▶ _WHAT THE TASK ASKS_
Lines from the one containing "What does this" through the end of the data are to be returned exactly, and no others.

— Start of RECORDS SHOWN —

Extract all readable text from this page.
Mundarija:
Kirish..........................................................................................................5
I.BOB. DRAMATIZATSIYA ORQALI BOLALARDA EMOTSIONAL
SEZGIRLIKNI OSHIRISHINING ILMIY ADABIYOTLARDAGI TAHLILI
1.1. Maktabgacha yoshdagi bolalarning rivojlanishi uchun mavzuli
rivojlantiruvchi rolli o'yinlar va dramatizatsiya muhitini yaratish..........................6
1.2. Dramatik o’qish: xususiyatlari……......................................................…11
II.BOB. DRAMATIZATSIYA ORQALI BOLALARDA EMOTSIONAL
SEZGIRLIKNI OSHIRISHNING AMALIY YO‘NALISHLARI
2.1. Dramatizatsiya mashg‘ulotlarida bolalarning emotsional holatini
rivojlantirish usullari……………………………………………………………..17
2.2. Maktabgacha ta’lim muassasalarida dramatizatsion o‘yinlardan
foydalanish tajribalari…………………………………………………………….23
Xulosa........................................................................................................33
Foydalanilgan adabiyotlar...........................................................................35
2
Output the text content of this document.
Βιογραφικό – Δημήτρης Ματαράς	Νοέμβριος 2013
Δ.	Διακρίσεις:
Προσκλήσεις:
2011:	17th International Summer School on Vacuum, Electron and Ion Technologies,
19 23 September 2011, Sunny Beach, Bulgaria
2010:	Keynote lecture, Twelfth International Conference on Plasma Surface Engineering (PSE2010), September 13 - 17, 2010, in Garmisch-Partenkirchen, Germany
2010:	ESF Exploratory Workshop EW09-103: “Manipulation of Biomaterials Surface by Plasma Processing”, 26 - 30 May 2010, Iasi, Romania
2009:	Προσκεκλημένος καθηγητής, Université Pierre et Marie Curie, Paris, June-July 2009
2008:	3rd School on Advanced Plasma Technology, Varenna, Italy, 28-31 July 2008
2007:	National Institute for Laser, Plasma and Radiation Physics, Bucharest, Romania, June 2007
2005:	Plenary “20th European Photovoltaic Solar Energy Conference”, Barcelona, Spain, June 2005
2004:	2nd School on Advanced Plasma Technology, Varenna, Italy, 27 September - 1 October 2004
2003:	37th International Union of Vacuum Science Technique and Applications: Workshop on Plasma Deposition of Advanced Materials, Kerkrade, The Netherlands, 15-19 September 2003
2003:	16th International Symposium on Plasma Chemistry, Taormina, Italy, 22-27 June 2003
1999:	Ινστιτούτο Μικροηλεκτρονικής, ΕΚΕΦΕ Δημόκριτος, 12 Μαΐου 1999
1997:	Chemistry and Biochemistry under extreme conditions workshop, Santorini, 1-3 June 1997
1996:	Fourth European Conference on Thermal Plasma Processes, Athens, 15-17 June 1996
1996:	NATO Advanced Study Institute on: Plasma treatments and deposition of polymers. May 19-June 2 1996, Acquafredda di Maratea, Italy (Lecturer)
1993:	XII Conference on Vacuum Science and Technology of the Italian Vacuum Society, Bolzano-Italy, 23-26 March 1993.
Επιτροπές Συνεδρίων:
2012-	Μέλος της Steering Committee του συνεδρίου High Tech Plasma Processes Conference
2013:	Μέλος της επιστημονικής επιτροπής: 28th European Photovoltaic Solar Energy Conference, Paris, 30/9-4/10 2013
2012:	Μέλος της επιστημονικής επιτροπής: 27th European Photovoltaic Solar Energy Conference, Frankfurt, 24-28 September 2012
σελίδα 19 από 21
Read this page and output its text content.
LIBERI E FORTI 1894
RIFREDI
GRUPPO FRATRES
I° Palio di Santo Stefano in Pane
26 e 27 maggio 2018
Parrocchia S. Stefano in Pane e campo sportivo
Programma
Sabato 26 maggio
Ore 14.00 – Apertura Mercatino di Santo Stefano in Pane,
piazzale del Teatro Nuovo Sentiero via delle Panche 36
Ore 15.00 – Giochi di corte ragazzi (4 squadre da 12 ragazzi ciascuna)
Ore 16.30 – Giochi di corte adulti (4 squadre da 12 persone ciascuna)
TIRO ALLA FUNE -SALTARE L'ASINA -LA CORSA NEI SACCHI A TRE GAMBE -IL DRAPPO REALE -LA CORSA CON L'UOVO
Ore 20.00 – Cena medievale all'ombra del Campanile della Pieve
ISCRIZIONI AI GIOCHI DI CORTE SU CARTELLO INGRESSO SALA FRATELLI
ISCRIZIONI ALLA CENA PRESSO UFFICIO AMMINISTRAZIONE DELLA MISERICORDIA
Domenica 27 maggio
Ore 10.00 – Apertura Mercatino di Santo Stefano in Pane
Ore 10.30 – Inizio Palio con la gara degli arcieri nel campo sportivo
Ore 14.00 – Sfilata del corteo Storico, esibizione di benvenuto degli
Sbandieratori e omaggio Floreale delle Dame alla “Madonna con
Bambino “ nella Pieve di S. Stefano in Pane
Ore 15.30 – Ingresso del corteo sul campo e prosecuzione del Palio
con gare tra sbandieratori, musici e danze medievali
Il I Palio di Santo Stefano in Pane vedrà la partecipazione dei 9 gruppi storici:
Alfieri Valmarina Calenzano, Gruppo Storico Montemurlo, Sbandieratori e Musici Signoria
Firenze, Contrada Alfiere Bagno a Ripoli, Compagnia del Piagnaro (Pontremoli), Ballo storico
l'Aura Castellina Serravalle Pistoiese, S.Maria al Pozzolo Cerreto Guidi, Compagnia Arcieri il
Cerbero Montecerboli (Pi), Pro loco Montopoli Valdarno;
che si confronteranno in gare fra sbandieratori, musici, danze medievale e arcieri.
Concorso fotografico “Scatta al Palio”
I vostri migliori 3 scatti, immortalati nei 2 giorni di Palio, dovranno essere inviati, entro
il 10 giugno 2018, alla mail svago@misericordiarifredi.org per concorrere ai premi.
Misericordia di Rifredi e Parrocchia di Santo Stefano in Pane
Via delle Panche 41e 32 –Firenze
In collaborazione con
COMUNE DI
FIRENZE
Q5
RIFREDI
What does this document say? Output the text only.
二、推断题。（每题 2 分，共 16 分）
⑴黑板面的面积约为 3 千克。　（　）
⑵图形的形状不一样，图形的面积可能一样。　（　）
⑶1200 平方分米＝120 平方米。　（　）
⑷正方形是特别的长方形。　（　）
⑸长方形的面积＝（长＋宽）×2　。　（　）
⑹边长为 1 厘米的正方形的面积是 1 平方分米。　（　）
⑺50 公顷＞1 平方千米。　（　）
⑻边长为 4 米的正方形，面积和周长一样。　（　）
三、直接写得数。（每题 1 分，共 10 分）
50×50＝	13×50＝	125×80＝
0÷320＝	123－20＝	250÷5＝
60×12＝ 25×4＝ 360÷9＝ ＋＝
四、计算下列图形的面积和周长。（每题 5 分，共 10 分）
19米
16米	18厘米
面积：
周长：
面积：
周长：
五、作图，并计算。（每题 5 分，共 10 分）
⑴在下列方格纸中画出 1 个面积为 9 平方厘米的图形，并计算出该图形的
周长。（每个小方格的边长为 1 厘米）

— End of RECORDS SHOWN —

▶ _SOLUTION_
What does this document say? Output the text only.
二、推断题。（每题 2 分，共 16 分）
⑴黑板面的面积约为 3 千克。　（　）
⑵图形的形状不一样，图形的面积可能一样。　（　）
⑶1200 平方分米＝120 平方米。　（　）
⑷正方形是特别的长方形。　（　）
⑸长方形的面积＝（长＋宽）×2　。　（　）
⑹边长为 1 厘米的正方形的面积是 1 平方分米。　（　）
⑺50 公顷＞1 平方千米。　（　）
⑻边长为 4 米的正方形，面积和周长一样。　（　）
三、直接写得数。（每题 1 分，共 10 分）
50×50＝	13×50＝	125×80＝
0÷320＝	123－20＝	250÷5＝
60×12＝ 25×4＝ 360÷9＝ ＋＝
四、计算下列图形的面积和周长。（每题 5 分，共 10 分）
19米
16米	18厘米
面积：
周长：
面积：
周长：
五、作图，并计算。（每题 5 分，共 10 分）
⑴在下列方格纸中画出 1 个面积为 9 平方厘米的图形，并计算出该图形的
周长。（每个小方格的边长为 1 厘米）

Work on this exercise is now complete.